Entries shown:
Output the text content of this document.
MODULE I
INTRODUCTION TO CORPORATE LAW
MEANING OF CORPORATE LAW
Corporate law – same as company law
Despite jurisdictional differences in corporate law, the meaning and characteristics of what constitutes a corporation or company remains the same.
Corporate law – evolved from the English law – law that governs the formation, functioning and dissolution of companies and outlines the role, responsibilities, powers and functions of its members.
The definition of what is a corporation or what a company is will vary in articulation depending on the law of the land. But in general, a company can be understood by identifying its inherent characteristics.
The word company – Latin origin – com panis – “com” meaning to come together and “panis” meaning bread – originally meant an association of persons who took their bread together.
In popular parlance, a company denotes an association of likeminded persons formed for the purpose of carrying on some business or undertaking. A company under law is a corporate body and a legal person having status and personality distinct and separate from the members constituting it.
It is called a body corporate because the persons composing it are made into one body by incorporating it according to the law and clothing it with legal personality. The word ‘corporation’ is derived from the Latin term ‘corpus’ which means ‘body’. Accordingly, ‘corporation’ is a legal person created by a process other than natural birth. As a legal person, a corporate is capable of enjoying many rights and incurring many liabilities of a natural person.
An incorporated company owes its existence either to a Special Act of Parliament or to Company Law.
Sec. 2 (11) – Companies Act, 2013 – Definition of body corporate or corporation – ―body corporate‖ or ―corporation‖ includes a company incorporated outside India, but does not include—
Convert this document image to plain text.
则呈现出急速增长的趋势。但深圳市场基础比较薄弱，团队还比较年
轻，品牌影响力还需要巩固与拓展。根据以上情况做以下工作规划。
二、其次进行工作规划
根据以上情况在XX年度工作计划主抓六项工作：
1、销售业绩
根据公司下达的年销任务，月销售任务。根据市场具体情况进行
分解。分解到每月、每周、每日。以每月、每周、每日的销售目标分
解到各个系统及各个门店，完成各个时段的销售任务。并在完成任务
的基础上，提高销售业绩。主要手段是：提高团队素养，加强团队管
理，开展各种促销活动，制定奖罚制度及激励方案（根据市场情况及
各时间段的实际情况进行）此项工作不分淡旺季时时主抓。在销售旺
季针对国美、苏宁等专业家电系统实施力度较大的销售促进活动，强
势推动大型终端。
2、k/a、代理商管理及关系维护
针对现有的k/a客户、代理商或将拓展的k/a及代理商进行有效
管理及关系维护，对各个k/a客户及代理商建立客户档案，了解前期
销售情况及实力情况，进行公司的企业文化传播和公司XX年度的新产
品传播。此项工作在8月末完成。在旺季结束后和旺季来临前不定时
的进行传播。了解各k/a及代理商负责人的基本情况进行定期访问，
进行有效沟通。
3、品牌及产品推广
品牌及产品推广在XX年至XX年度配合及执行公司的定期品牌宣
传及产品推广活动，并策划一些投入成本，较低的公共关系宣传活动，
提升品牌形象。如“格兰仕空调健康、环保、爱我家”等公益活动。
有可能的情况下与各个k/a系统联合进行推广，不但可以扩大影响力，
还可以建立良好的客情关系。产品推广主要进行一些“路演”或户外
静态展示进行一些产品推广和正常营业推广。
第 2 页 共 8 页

Stated goal: Identify which lines contain the word "this" and copy each one.

Finished answer:
Output the text content of this document.
Convert this document image to plain text.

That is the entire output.